=== YOUR INSTRUCTIONS ===
Single out the lines of the material that contain "arrow" and copy them.

--- DATA ROWS ---

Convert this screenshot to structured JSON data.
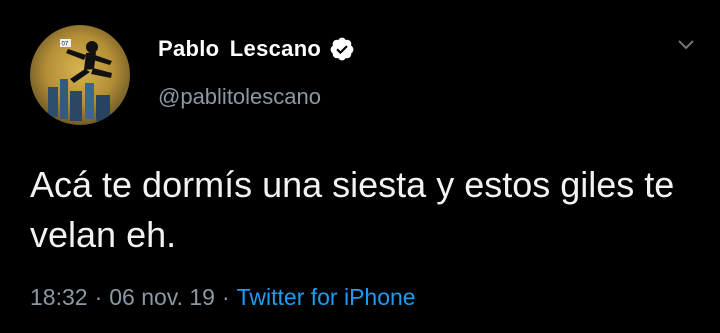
{
  "user": {
    "display_name": "Pablo  Lescano",
    "handle": "@pablitolescano",
    "verified": true,
    "avatar_badge": "07"
  },
  "tweet": {
    "text": "Acá te dormís una siesta y estos giles te velan eh."
  },
  "meta": {
    "time": "18:32",
    "separator": "·",
    "date": "06 nov. 19",
    "source": "Twitter for iPhone"
  },
  "colors": {
    "background": "#000000",
    "text": "#f0f2f3",
    "secondary": "#8b98a5",
    "link": "#1d9bf0"
  },
  "icons": {
    "verified": "verified-badge-icon",
    "more": "chevron-down-icon"
  }
}
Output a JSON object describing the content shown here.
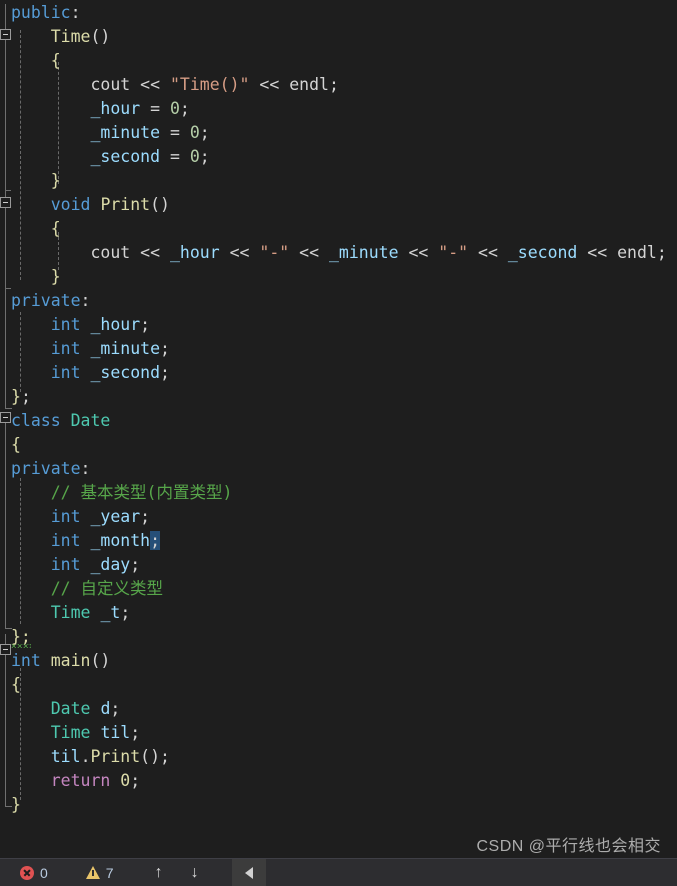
{
  "window": {
    "kind": "code-editor",
    "theme": "dark",
    "background": "#1e1e1e",
    "language": "C++"
  },
  "editor": {
    "lines": [
      {
        "n": 1,
        "indent": 0,
        "text": "public:"
      },
      {
        "n": 2,
        "indent": 1,
        "text": "Time()"
      },
      {
        "n": 3,
        "indent": 1,
        "text": "{"
      },
      {
        "n": 4,
        "indent": 2,
        "text": "cout << \"Time()\" << endl;"
      },
      {
        "n": 5,
        "indent": 2,
        "text": "_hour = 0;"
      },
      {
        "n": 6,
        "indent": 2,
        "text": "_minute = 0;"
      },
      {
        "n": 7,
        "indent": 2,
        "text": "_second = 0;"
      },
      {
        "n": 8,
        "indent": 1,
        "text": "}"
      },
      {
        "n": 9,
        "indent": 1,
        "text": "void Print()"
      },
      {
        "n": 10,
        "indent": 1,
        "text": "{"
      },
      {
        "n": 11,
        "indent": 2,
        "text": "cout << _hour << \"-\" << _minute << \"-\" << _second << endl;"
      },
      {
        "n": 12,
        "indent": 1,
        "text": "}"
      },
      {
        "n": 13,
        "indent": 0,
        "text": "private:"
      },
      {
        "n": 14,
        "indent": 1,
        "text": "int _hour;"
      },
      {
        "n": 15,
        "indent": 1,
        "text": "int _minute;"
      },
      {
        "n": 16,
        "indent": 1,
        "text": "int _second;"
      },
      {
        "n": 17,
        "indent": 0,
        "text": "};"
      },
      {
        "n": 18,
        "indent": 0,
        "text": "class Date"
      },
      {
        "n": 19,
        "indent": 0,
        "text": "{"
      },
      {
        "n": 20,
        "indent": 0,
        "text": "private:"
      },
      {
        "n": 21,
        "indent": 1,
        "text": "// 基本类型(内置类型)"
      },
      {
        "n": 22,
        "indent": 1,
        "text": "int _year;"
      },
      {
        "n": 23,
        "indent": 1,
        "text": "int _month;"
      },
      {
        "n": 24,
        "indent": 1,
        "text": "int _day;"
      },
      {
        "n": 25,
        "indent": 1,
        "text": "// 自定义类型"
      },
      {
        "n": 26,
        "indent": 1,
        "text": "Time _t;"
      },
      {
        "n": 27,
        "indent": 0,
        "text": "};"
      },
      {
        "n": 28,
        "indent": 0,
        "text": "int main()"
      },
      {
        "n": 29,
        "indent": 0,
        "text": "{"
      },
      {
        "n": 30,
        "indent": 1,
        "text": "Date d;"
      },
      {
        "n": 31,
        "indent": 1,
        "text": "Time til;"
      },
      {
        "n": 32,
        "indent": 1,
        "text": "til.Print();"
      },
      {
        "n": 33,
        "indent": 1,
        "text": "return 0;"
      },
      {
        "n": 34,
        "indent": 0,
        "text": "}"
      }
    ],
    "tokens": {
      "L1": [
        [
          "public",
          "t-kw"
        ],
        [
          ":",
          "t-punct"
        ]
      ],
      "L2": [
        [
          "    ",
          "t-plain"
        ],
        [
          "Time",
          "t-fn"
        ],
        [
          "()",
          "t-punct"
        ]
      ],
      "L3": [
        [
          "    ",
          "t-plain"
        ],
        [
          "{",
          "t-brace"
        ]
      ],
      "L4": [
        [
          "        ",
          "t-plain"
        ],
        [
          "cout",
          "t-cout"
        ],
        [
          " << ",
          "t-op"
        ],
        [
          "\"Time()\"",
          "t-str"
        ],
        [
          " << ",
          "t-op"
        ],
        [
          "endl",
          "t-cout"
        ],
        [
          ";",
          "t-punct"
        ]
      ],
      "L5": [
        [
          "        ",
          "t-plain"
        ],
        [
          "_hour",
          "t-var"
        ],
        [
          " = ",
          "t-op"
        ],
        [
          "0",
          "t-num"
        ],
        [
          ";",
          "t-punct"
        ]
      ],
      "L6": [
        [
          "        ",
          "t-plain"
        ],
        [
          "_minute",
          "t-var"
        ],
        [
          " = ",
          "t-op"
        ],
        [
          "0",
          "t-num"
        ],
        [
          ";",
          "t-punct"
        ]
      ],
      "L7": [
        [
          "        ",
          "t-plain"
        ],
        [
          "_second",
          "t-var"
        ],
        [
          " = ",
          "t-op"
        ],
        [
          "0",
          "t-num"
        ],
        [
          ";",
          "t-punct"
        ]
      ],
      "L8": [
        [
          "    ",
          "t-plain"
        ],
        [
          "}",
          "t-brace"
        ]
      ],
      "L9": [
        [
          "    ",
          "t-plain"
        ],
        [
          "void",
          "t-kw"
        ],
        [
          " ",
          "t-plain"
        ],
        [
          "Print",
          "t-fn"
        ],
        [
          "()",
          "t-punct"
        ]
      ],
      "L10": [
        [
          "    ",
          "t-plain"
        ],
        [
          "{",
          "t-brace"
        ]
      ],
      "L11": [
        [
          "        ",
          "t-plain"
        ],
        [
          "cout",
          "t-cout"
        ],
        [
          " << ",
          "t-op"
        ],
        [
          "_hour",
          "t-var"
        ],
        [
          " << ",
          "t-op"
        ],
        [
          "\"-\"",
          "t-str"
        ],
        [
          " << ",
          "t-op"
        ],
        [
          "_minute",
          "t-var"
        ],
        [
          " << ",
          "t-op"
        ],
        [
          "\"-\"",
          "t-str"
        ],
        [
          " << ",
          "t-op"
        ],
        [
          "_second",
          "t-var"
        ],
        [
          " << ",
          "t-op"
        ],
        [
          "endl",
          "t-cout"
        ],
        [
          ";",
          "t-punct"
        ]
      ],
      "L12": [
        [
          "    ",
          "t-plain"
        ],
        [
          "}",
          "t-brace"
        ]
      ],
      "L13": [
        [
          "private",
          "t-kw"
        ],
        [
          ":",
          "t-punct"
        ]
      ],
      "L14": [
        [
          "    ",
          "t-plain"
        ],
        [
          "int",
          "t-kw"
        ],
        [
          " ",
          "t-plain"
        ],
        [
          "_hour",
          "t-var"
        ],
        [
          ";",
          "t-punct"
        ]
      ],
      "L15": [
        [
          "    ",
          "t-plain"
        ],
        [
          "int",
          "t-kw"
        ],
        [
          " ",
          "t-plain"
        ],
        [
          "_minute",
          "t-var"
        ],
        [
          ";",
          "t-punct"
        ]
      ],
      "L16": [
        [
          "    ",
          "t-plain"
        ],
        [
          "int",
          "t-kw"
        ],
        [
          " ",
          "t-plain"
        ],
        [
          "_second",
          "t-var"
        ],
        [
          ";",
          "t-punct"
        ]
      ],
      "L17": [
        [
          "}",
          "t-brace"
        ],
        [
          ";",
          "t-punct"
        ]
      ],
      "L18": [
        [
          "class",
          "t-kw"
        ],
        [
          " ",
          "t-plain"
        ],
        [
          "Date",
          "t-type"
        ]
      ],
      "L19": [
        [
          "{",
          "t-brace"
        ]
      ],
      "L20": [
        [
          "private",
          "t-kw"
        ],
        [
          ":",
          "t-punct"
        ]
      ],
      "L21": [
        [
          "    ",
          "t-plain"
        ],
        [
          "// 基本类型(内置类型)",
          "t-cmt"
        ]
      ],
      "L22": [
        [
          "    ",
          "t-plain"
        ],
        [
          "int",
          "t-kw"
        ],
        [
          " ",
          "t-plain"
        ],
        [
          "_year",
          "t-var"
        ],
        [
          ";",
          "t-punct"
        ]
      ],
      "L23": [
        [
          "    ",
          "t-plain"
        ],
        [
          "int",
          "t-kw"
        ],
        [
          " ",
          "t-plain"
        ],
        [
          "_month",
          "t-var"
        ],
        [
          ";",
          "t-punct sel"
        ]
      ],
      "L24": [
        [
          "    ",
          "t-plain"
        ],
        [
          "int",
          "t-kw"
        ],
        [
          " ",
          "t-plain"
        ],
        [
          "_day",
          "t-var"
        ],
        [
          ";",
          "t-punct"
        ]
      ],
      "L25": [
        [
          "    ",
          "t-plain"
        ],
        [
          "// 自定义类型",
          "t-cmt"
        ]
      ],
      "L26": [
        [
          "    ",
          "t-plain"
        ],
        [
          "Time",
          "t-type"
        ],
        [
          " ",
          "t-plain"
        ],
        [
          "_t",
          "t-var"
        ],
        [
          ";",
          "t-punct"
        ]
      ],
      "L27": [
        [
          "};",
          "t-brace squiggle"
        ]
      ],
      "L28": [
        [
          "int",
          "t-kw"
        ],
        [
          " ",
          "t-plain"
        ],
        [
          "main",
          "t-fn"
        ],
        [
          "()",
          "t-punct"
        ]
      ],
      "L29": [
        [
          "{",
          "t-brace"
        ]
      ],
      "L30": [
        [
          "    ",
          "t-plain"
        ],
        [
          "Date",
          "t-type"
        ],
        [
          " ",
          "t-plain"
        ],
        [
          "d",
          "t-var"
        ],
        [
          ";",
          "t-punct"
        ]
      ],
      "L31": [
        [
          "    ",
          "t-plain"
        ],
        [
          "Time",
          "t-type"
        ],
        [
          " ",
          "t-plain"
        ],
        [
          "til",
          "t-var"
        ],
        [
          ";",
          "t-punct"
        ]
      ],
      "L32": [
        [
          "    ",
          "t-plain"
        ],
        [
          "til",
          "t-var"
        ],
        [
          ".",
          "t-punct"
        ],
        [
          "Print",
          "t-fn"
        ],
        [
          "()",
          "t-punct"
        ],
        [
          ";",
          "t-punct"
        ]
      ],
      "L33": [
        [
          "    ",
          "t-plain"
        ],
        [
          "return",
          "t-ctrl"
        ],
        [
          " ",
          "t-plain"
        ],
        [
          "0",
          "t-numlit"
        ],
        [
          ";",
          "t-punct"
        ]
      ],
      "L34": [
        [
          "}",
          "t-brace"
        ]
      ]
    },
    "selection": {
      "line": 23,
      "text": ";",
      "color": "#264f78"
    },
    "diagnostic_squiggle": {
      "line": 27,
      "text": "};",
      "color": "#57a64a"
    },
    "fold_markers": [
      {
        "line": 2,
        "state": "expanded"
      },
      {
        "line": 9,
        "state": "expanded"
      },
      {
        "line": 18,
        "state": "expanded"
      },
      {
        "line": 28,
        "state": "expanded"
      }
    ]
  },
  "status_bar": {
    "errors": {
      "icon": "error-circle-x-icon",
      "count": "0",
      "color": "#e05252"
    },
    "warnings": {
      "icon": "warning-triangle-icon",
      "count": "7",
      "color": "#e8c46a"
    },
    "prev_button": {
      "icon": "arrow-up-icon",
      "glyph": "↑"
    },
    "next_button": {
      "icon": "arrow-down-icon",
      "glyph": "↓"
    },
    "collapse_button": {
      "icon": "triangle-left-icon"
    }
  },
  "watermark": {
    "text": "CSDN @平行线也会相交"
  }
}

---

=== TASK ANSWER ===
      "icon": "arrow-up-icon",
      "icon": "arrow-down-icon",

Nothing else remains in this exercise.